■ **Record excerpts**
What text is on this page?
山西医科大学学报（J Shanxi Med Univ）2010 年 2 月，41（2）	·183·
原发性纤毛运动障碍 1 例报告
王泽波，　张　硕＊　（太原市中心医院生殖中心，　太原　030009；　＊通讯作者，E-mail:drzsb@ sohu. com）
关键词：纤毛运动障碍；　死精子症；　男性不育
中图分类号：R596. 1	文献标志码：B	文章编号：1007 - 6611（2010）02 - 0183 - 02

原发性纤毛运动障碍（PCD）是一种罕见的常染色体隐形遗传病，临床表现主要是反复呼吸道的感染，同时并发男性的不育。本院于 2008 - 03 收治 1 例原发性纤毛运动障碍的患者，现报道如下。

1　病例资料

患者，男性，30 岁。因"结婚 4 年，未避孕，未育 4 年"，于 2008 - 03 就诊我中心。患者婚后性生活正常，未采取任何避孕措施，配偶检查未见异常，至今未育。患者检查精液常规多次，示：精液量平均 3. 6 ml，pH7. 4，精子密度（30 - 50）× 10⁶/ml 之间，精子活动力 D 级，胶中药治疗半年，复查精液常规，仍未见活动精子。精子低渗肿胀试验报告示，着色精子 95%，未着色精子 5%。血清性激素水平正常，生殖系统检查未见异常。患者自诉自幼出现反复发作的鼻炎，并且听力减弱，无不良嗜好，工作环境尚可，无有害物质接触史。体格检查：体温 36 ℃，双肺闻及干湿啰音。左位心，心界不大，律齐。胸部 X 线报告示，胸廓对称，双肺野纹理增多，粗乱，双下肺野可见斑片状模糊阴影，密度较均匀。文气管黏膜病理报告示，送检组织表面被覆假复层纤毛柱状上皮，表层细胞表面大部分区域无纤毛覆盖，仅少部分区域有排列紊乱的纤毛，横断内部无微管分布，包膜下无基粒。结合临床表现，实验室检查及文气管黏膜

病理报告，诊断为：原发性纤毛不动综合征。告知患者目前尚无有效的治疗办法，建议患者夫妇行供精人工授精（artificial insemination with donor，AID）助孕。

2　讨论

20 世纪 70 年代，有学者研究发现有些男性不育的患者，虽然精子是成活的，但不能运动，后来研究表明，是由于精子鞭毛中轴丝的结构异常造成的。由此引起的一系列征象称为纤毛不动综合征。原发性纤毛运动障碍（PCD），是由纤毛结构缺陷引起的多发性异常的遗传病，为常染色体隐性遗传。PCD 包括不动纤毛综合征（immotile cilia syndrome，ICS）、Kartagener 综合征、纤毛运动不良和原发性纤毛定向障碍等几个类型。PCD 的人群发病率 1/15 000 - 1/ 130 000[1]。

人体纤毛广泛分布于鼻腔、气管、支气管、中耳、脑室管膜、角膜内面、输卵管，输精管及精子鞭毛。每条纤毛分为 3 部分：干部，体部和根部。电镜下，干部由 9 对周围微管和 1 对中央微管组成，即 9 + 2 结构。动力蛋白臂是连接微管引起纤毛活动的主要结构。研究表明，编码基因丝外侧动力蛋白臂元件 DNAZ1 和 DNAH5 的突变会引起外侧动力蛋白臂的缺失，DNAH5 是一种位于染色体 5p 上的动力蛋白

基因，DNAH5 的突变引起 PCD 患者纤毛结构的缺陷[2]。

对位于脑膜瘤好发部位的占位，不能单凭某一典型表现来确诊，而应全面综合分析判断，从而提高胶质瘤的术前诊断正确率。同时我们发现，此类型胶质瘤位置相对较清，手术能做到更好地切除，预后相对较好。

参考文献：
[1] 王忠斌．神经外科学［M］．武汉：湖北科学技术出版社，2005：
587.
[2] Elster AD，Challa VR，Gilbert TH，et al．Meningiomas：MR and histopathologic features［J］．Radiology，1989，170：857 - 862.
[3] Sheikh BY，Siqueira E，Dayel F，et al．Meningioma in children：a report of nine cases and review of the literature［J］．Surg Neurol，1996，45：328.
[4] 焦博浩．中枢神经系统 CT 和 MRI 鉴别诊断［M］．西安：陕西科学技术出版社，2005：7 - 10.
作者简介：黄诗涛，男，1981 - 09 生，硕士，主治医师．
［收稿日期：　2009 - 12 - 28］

■ **What to produce**
Nothing should be left out: repeat all of the data exactly.

■ **Task result**
What text is on this page?
山西医科大学学报（J Shanxi Med Univ）2010 年 2 月，41（2）	·183·
原发性纤毛运动障碍 1 例报告
王泽波，　张　硕＊　（太原市中心医院生殖中心，　太原　030009；　＊通讯作者，E-mail:drzsb@ sohu. com）
关键词：纤毛运动障碍；　死精子症；　男性不育
中图分类号：R596. 1	文献标志码：B	文章编号：1007 - 6611（2010）02 - 0183 - 02

原发性纤毛运动障碍（PCD）是一种罕见的常染色体隐形遗传病，临床表现主要是反复呼吸道的感染，同时并发男性的不育。本院于 2008 - 03 收治 1 例原发性纤毛运动障碍的患者，现报道如下。

1　病例资料

患者，男性，30 岁。因"结婚 4 年，未避孕，未育 4 年"，于 2008 - 03 就诊我中心。患者婚后性生活正常，未采取任何避孕措施，配偶检查未见异常，至今未育。患者检查精液常规多次，示：精液量平均 3. 6 ml，pH7. 4，精子密度（30 - 50）× 10⁶/ml 之间，精子活动力 D 级，胶中药治疗半年，复查精液常规，仍未见活动精子。精子低渗肿胀试验报告示，着色精子 95%，未着色精子 5%。血清性激素水平正常，生殖系统检查未见异常。患者自诉自幼出现反复发作的鼻炎，并且听力减弱，无不良嗜好，工作环境尚可，无有害物质接触史。体格检查：体温 36 ℃，双肺闻及干湿啰音。左位心，心界不大，律齐。胸部 X 线报告示，胸廓对称，双肺野纹理增多，粗乱，双下肺野可见斑片状模糊阴影，密度较均匀。文气管黏膜病理报告示，送检组织表面被覆假复层纤毛柱状上皮，表层细胞表面大部分区域无纤毛覆盖，仅少部分区域有排列紊乱的纤毛，横断内部无微管分布，包膜下无基粒。结合临床表现，实验室检查及文气管黏膜

病理报告，诊断为：原发性纤毛不动综合征。告知患者目前尚无有效的治疗办法，建议患者夫妇行供精人工授精（artificial insemination with donor，AID）助孕。

2　讨论

20 世纪 70 年代，有学者研究发现有些男性不育的患者，虽然精子是成活的，但不能运动，后来研究表明，是由于精子鞭毛中轴丝的结构异常造成的。由此引起的一系列征象称为纤毛不动综合征。原发性纤毛运动障碍（PCD），是由纤毛结构缺陷引起的多发性异常的遗传病，为常染色体隐性遗传。PCD 包括不动纤毛综合征（immotile cilia syndrome，ICS）、Kartagener 综合征、纤毛运动不良和原发性纤毛定向障碍等几个类型。PCD 的人群发病率 1/15 000 - 1/ 130 000[1]。

人体纤毛广泛分布于鼻腔、气管、支气管、中耳、脑室管膜、角膜内面、输卵管，输精管及精子鞭毛。每条纤毛分为 3 部分：干部，体部和根部。电镜下，干部由 9 对周围微管和 1 对中央微管组成，即 9 + 2 结构。动力蛋白臂是连接微管引起纤毛活动的主要结构。研究表明，编码基因丝外侧动力蛋白臂元件 DNAZ1 和 DNAH5 的突变会引起外侧动力蛋白臂的缺失，DNAH5 是一种位于染色体 5p 上的动力蛋白

基因，DNAH5 的突变引起 PCD 患者纤毛结构的缺陷[2]。

对位于脑膜瘤好发部位的占位，不能单凭某一典型表现来确诊，而应全面综合分析判断，从而提高胶质瘤的术前诊断正确率。同时我们发现，此类型胶质瘤位置相对较清，手术能做到更好地切除，预后相对较好。

参考文献：
[1] 王忠斌．神经外科学［M］．武汉：湖北科学技术出版社，2005：
587.
[2] Elster AD，Challa VR，Gilbert TH，et al．Meningiomas：MR and histopathologic features［J］．Radiology，1989，170：857 - 862.
[3] Sheikh BY，Siqueira E，Dayel F，et al．Meningioma in children：a report of nine cases and review of the literature［J］．Surg Neurol，1996，45：328.
[4] 焦博浩．中枢神经系统 CT 和 MRI 鉴别诊断［M］．西安：陕西科学技术出版社，2005：7 - 10.
作者简介：黄诗涛，男，1981 - 09 生，硕士，主治医师．
［收稿日期：　2009 - 12 - 28］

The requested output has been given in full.